§ **Goal**: Return every record exactly as written.

(Figure contents as structured data)
● ● ● ● ●

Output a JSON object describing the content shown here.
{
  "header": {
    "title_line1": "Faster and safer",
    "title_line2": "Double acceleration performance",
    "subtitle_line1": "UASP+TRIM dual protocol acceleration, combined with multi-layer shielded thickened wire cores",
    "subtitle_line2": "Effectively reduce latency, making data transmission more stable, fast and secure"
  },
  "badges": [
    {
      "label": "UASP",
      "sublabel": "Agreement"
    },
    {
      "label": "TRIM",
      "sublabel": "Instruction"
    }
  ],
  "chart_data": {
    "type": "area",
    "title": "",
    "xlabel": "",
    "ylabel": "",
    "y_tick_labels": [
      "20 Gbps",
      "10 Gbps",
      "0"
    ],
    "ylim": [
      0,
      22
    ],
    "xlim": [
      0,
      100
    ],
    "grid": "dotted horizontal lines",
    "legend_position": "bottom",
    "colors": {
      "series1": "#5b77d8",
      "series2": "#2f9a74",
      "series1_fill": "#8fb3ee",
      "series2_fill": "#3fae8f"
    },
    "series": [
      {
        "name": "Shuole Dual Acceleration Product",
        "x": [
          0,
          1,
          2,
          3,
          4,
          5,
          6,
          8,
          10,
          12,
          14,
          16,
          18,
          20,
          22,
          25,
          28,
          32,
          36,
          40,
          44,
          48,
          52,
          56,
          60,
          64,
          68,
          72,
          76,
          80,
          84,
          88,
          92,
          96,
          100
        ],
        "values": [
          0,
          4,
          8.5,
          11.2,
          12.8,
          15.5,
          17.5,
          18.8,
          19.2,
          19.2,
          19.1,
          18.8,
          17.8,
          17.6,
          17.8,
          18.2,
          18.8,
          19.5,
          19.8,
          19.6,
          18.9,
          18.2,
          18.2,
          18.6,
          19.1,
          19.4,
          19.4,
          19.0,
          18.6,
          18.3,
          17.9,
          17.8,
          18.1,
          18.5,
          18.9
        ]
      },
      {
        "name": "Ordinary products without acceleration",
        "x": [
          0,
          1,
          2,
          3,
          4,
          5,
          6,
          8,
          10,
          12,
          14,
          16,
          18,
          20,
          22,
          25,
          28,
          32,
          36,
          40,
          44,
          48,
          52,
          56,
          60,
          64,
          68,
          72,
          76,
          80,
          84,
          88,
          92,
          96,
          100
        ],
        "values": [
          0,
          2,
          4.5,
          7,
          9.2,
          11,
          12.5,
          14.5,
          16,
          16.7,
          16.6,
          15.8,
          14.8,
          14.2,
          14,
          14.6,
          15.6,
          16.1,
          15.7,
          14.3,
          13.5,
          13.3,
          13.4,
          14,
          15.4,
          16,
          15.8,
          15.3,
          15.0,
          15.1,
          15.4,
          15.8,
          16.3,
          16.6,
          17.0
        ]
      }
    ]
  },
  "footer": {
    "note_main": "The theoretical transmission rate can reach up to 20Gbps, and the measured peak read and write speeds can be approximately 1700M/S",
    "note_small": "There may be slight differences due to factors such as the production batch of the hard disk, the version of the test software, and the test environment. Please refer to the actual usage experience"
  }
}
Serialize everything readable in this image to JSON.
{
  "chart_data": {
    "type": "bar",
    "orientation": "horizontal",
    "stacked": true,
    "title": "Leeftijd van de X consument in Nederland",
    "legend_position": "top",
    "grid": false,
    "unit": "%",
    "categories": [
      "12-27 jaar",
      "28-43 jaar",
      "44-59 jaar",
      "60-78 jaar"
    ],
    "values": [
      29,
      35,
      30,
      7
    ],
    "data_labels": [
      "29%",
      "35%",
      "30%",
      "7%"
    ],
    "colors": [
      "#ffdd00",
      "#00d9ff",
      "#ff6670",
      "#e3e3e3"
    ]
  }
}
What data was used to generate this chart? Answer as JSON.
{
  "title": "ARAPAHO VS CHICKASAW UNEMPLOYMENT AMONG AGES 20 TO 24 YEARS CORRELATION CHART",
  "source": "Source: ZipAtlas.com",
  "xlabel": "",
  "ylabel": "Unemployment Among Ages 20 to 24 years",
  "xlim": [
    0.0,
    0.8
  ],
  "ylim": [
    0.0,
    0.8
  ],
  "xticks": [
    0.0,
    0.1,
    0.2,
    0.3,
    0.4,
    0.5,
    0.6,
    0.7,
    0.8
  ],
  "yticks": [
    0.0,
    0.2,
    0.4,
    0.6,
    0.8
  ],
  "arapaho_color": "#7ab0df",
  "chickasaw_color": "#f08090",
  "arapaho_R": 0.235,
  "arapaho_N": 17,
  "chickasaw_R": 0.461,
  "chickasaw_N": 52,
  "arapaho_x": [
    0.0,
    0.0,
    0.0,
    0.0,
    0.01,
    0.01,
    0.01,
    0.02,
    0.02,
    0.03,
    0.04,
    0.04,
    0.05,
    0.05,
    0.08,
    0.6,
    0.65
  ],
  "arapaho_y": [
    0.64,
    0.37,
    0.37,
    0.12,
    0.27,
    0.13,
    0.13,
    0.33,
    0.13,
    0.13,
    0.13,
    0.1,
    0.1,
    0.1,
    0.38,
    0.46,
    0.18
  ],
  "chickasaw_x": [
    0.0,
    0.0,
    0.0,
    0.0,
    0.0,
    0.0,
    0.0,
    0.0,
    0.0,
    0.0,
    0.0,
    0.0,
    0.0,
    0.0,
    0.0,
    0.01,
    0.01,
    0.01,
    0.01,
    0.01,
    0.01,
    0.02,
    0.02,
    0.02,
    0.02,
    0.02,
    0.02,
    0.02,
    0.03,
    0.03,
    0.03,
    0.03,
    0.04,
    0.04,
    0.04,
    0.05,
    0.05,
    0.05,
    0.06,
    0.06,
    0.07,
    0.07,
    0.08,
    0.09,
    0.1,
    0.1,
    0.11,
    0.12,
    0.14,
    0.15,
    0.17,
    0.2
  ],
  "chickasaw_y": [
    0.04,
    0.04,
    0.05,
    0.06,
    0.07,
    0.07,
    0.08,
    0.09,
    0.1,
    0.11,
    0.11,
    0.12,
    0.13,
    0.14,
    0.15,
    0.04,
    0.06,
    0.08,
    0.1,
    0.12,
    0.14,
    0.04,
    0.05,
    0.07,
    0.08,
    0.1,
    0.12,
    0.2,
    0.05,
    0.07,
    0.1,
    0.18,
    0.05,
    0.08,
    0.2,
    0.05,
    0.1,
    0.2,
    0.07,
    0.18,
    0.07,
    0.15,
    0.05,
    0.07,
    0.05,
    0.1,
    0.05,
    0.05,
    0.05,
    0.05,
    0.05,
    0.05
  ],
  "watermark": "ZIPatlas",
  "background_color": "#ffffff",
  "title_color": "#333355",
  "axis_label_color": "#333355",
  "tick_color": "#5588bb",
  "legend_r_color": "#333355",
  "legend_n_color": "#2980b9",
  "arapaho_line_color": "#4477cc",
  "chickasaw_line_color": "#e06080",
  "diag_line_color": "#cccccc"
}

● ● ● ● ●

§ **Reply**:
Output a JSON object describing the content shown here.
{
  "header": {
    "title_line1": "Faster and safer",
    "title_line2": "Double acceleration performance",
    "subtitle_line1": "UASP+TRIM dual protocol acceleration, combined with multi-layer shielded thickened wire cores",
    "subtitle_line2": "Effectively reduce latency, making data transmission more stable, fast and secure"
  },
  "badges": [
    {
      "label": "UASP",
      "sublabel": "Agreement"
    },
    {
      "label": "TRIM",
      "sublabel": "Instruction"
    }
  ],
  "chart_data": {
    "type": "area",
    "title": "",
    "xlabel": "",
    "ylabel": "",
    "y_tick_labels": [
      "20 Gbps",
      "10 Gbps",
      "0"
    ],
    "ylim": [
      0,
      22
    ],
    "xlim": [
      0,
      100
    ],
    "grid": "dotted horizontal lines",
    "legend_position": "bottom",
    "colors": {
      "series1": "#5b77d8",
      "series2": "#2f9a74",
      "series1_fill": "#8fb3ee",
      "series2_fill": "#3fae8f"
    },
    "series": [
      {
        "name": "Shuole Dual Acceleration Product",
        "x": [
          0,
          1,
          2,
          3,
          4,
          5,
          6,
          8,
          10,
          12,
          14,
          16,
          18,
          20,
          22,
          25,
          28,
          32,
          36,
          40,
          44,
          48,
          52,
          56,
          60,
          64,
          68,
          72,
          76,
          80,
          84,
          88,
          92,
          96,
          100
        ],
        "values": [
          0,
          4,
          8.5,
          11.2,
          12.8,
          15.5,
          17.5,
          18.8,
          19.2,
          19.2,
          19.1,
          18.8,
          17.8,
          17.6,
          17.8,
          18.2,
          18.8,
          19.5,
          19.8,
          19.6,
          18.9,
          18.2,
          18.2,
          18.6,
          19.1,
          19.4,
          19.4,
          19.0,
          18.6,
          18.3,
          17.9,
          17.8,
          18.1,
          18.5,
          18.9
        ]
      },
      {
        "name": "Ordinary products without acceleration",
        "x": [
          0,
          1,
          2,
          3,
          4,
          5,
          6,
          8,
          10,
          12,
          14,
          16,
          18,
          20,
          22,
          25,
          28,
          32,
          36,
          40,
          44,
          48,
          52,
          56,
          60,
          64,
          68,
          72,
          76,
          80,
          84,
          88,
          92,
          96,
          100
        ],
        "values": [
          0,
          2,
          4.5,
          7,
          9.2,
          11,
          12.5,
          14.5,
          16,
          16.7,
          16.6,
          15.8,
          14.8,
          14.2,
          14,
          14.6,
          15.6,
          16.1,
          15.7,
          14.3,
          13.5,
          13.3,
          13.4,
          14,
          15.4,
          16,
          15.8,
          15.3,
          15.0,
          15.1,
          15.4,
          15.8,
          16.3,
          16.6,
          17.0
        ]
      }
    ]
  },
  "footer": {
    "note_main": "The theoretical transmission rate can reach up to 20Gbps, and the measured peak read and write speeds can be approximately 1700M/S",
    "note_small": "There may be slight differences due to factors such as the production batch of the hard disk, the version of the test software, and the test environment. Please refer to the actual usage experience"
  }
}
Serialize everything readable in this image to JSON.
{
  "chart_data": {
    "type": "bar",
    "orientation": "horizontal",
    "stacked": true,
    "title": "Leeftijd van de X consument in Nederland",
    "legend_position": "top",
    "grid": false,
    "unit": "%",
    "categories": [
      "12-27 jaar",
      "28-43 jaar",
      "44-59 jaar",
      "60-78 jaar"
    ],
    "values": [
      29,
      35,
      30,
      7
    ],
    "data_labels": [
      "29%",
      "35%",
      "30%",
      "7%"
    ],
    "colors": [
      "#ffdd00",
      "#00d9ff",
      "#ff6670",
      "#e3e3e3"
    ]
  }
}
What data was used to generate this chart? Answer as JSON.
{
  "title": "ARAPAHO VS CHICKASAW UNEMPLOYMENT AMONG AGES 20 TO 24 YEARS CORRELATION CHART",
  "source": "Source: ZipAtlas.com",
  "xlabel": "",
  "ylabel": "Unemployment Among Ages 20 to 24 years",
  "xlim": [
    0.0,
    0.8
  ],
  "ylim": [
    0.0,
    0.8
  ],
  "xticks": [
    0.0,
    0.1,
    0.2,
    0.3,
    0.4,
    0.5,
    0.6,
    0.7,
    0.8
  ],
  "yticks": [
    0.0,
    0.2,
    0.4,
    0.6,
    0.8
  ],
  "arapaho_color": "#7ab0df",
  "chickasaw_color": "#f08090",
  "arapaho_R": 0.235,
  "arapaho_N": 17,
  "chickasaw_R": 0.461,
  "chickasaw_N": 52,
  "arapaho_x": [
    0.0,
    0.0,
    0.0,
    0.0,
    0.01,
    0.01,
    0.01,
    0.02,
    0.02,
    0.03,
    0.04,
    0.04,
    0.05,
    0.05,
    0.08,
    0.6,
    0.65
  ],
  "arapaho_y": [
    0.64,
    0.37,
    0.37,
    0.12,
    0.27,
    0.13,
    0.13,
    0.33,
    0.13,
    0.13,
    0.13,
    0.1,
    0.1,
    0.1,
    0.38,
    0.46,
    0.18
  ],
  "chickasaw_x": [
    0.0,
    0.0,
    0.0,
    0.0,
    0.0,
    0.0,
    0.0,
    0.0,
    0.0,
    0.0,
    0.0,
    0.0,
    0.0,
    0.0,
    0.0,
    0.01,
    0.01,
    0.01,
    0.01,
    0.01,
    0.01,
    0.02,
    0.02,
    0.02,
    0.02,
    0.02,
    0.02,
    0.02,
    0.03,
    0.03,
    0.03,
    0.03,
    0.04,
    0.04,
    0.04,
    0.05,
    0.05,
    0.05,
    0.06,
    0.06,
    0.07,
    0.07,
    0.08,
    0.09,
    0.1,
    0.1,
    0.11,
    0.12,
    0.14,
    0.15,
    0.17,
    0.2
  ],
  "chickasaw_y": [
    0.04,
    0.04,
    0.05,
    0.06,
    0.07,
    0.07,
    0.08,
    0.09,
    0.1,
    0.11,
    0.11,
    0.12,
    0.13,
    0.14,
    0.15,
    0.04,
    0.06,
    0.08,
    0.1,
    0.12,
    0.14,
    0.04,
    0.05,
    0.07,
    0.08,
    0.1,
    0.12,
    0.2,
    0.05,
    0.07,
    0.1,
    0.18,
    0.05,
    0.08,
    0.2,
    0.05,
    0.1,
    0.2,
    0.07,
    0.18,
    0.07,
    0.15,
    0.05,
    0.07,
    0.05,
    0.1,
    0.05,
    0.05,
    0.05,
    0.05,
    0.05,
    0.05
  ],
  "watermark": "ZIPatlas",
  "background_color": "#ffffff",
  "title_color": "#333355",
  "axis_label_color": "#333355",
  "tick_color": "#5588bb",
  "legend_r_color": "#333355",
  "legend_n_color": "#2980b9",
  "arapaho_line_color": "#4477cc",
  "chickasaw_line_color": "#e06080",
  "diag_line_color": "#cccccc"
}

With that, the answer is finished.